# Exercise directions
Pictures do not belong in your copy. Repeat all the other data exactly.

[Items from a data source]
## begin

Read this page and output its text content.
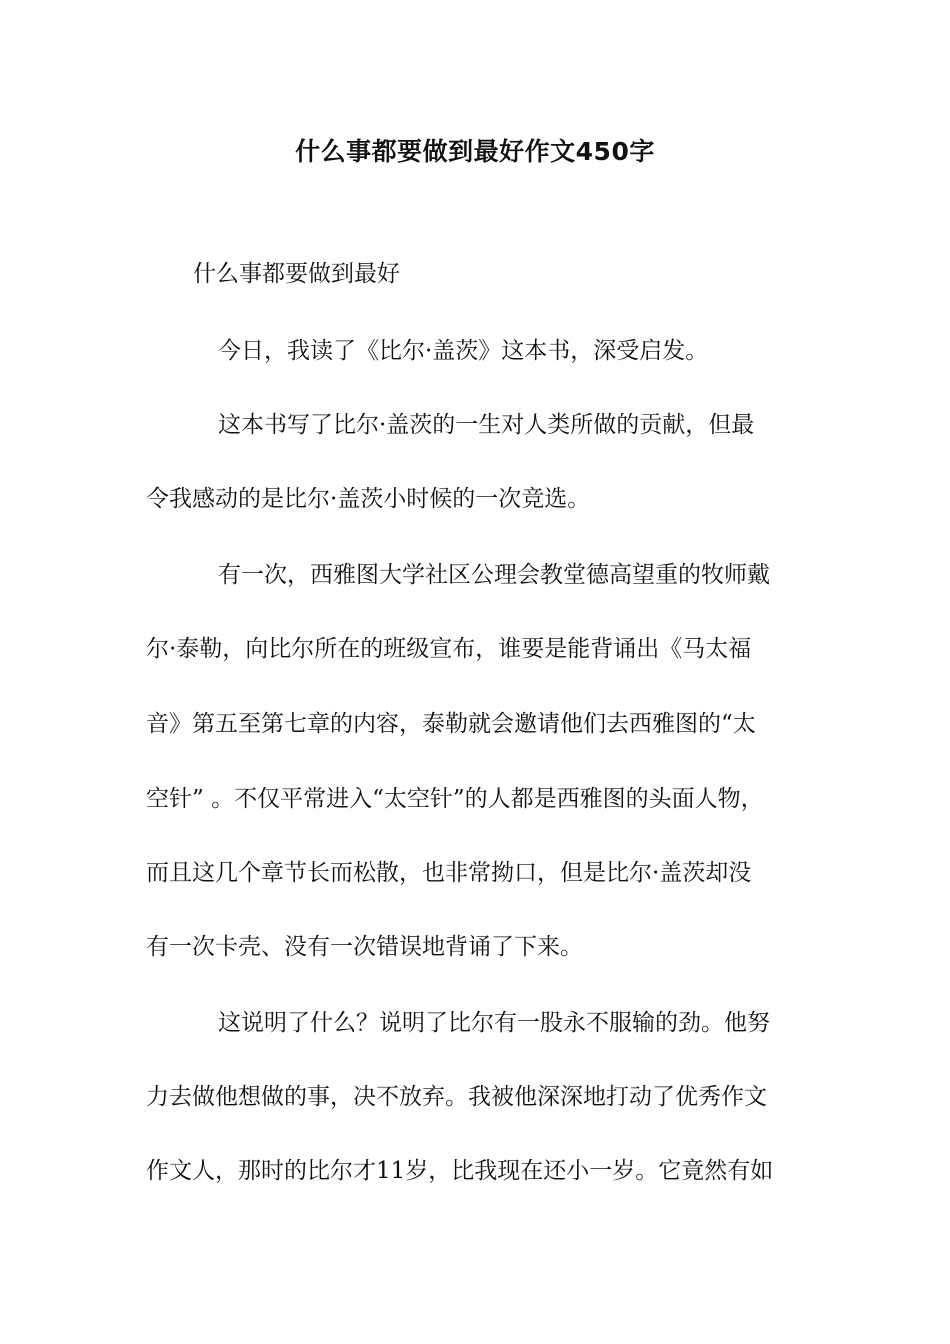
什么事都要做到最好作文450字
什么事都要做到最好
今日，我读了《比尔·盖茨》这本书，深受启发。
这本书写了比尔·盖茨的一生对人类所做的贡献，但最
令我感动的是比尔·盖茨小时候的一次竞选。
有一次，西雅图大学社区公理会教堂德高望重的牧师戴
尔·泰勒，向比尔所在的班级宣布，谁要是能背诵出《马太福
音》第五至第七章的内容，泰勒就会邀请他们去西雅图的“太
空针” 。不仅平常进入“太空针”的人都是西雅图的头面人物，
而且这几个章节长而松散，也非常拗口，但是比尔·盖茨却没
有一次卡壳、没有一次错误地背诵了下来。
这说明了什么？说明了比尔有一股永不服输的劲。他努
力去做他想做的事，决不放弃。我被他深深地打动了优秀作文
作文人，那时的比尔才11岁，比我现在还小一岁。它竟然有如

## end

# Completed task
Read this page and output its text content.
什么事都要做到最好作文450字
什么事都要做到最好
今日，我读了《比尔·盖茨》这本书，深受启发。
这本书写了比尔·盖茨的一生对人类所做的贡献，但最
令我感动的是比尔·盖茨小时候的一次竞选。
有一次，西雅图大学社区公理会教堂德高望重的牧师戴
尔·泰勒，向比尔所在的班级宣布，谁要是能背诵出《马太福
音》第五至第七章的内容，泰勒就会邀请他们去西雅图的“太
空针” 。不仅平常进入“太空针”的人都是西雅图的头面人物，
而且这几个章节长而松散，也非常拗口，但是比尔·盖茨却没
有一次卡壳、没有一次错误地背诵了下来。
这说明了什么？说明了比尔有一股永不服输的劲。他努
力去做他想做的事，决不放弃。我被他深深地打动了优秀作文
作文人，那时的比尔才11岁，比我现在还小一岁。它竟然有如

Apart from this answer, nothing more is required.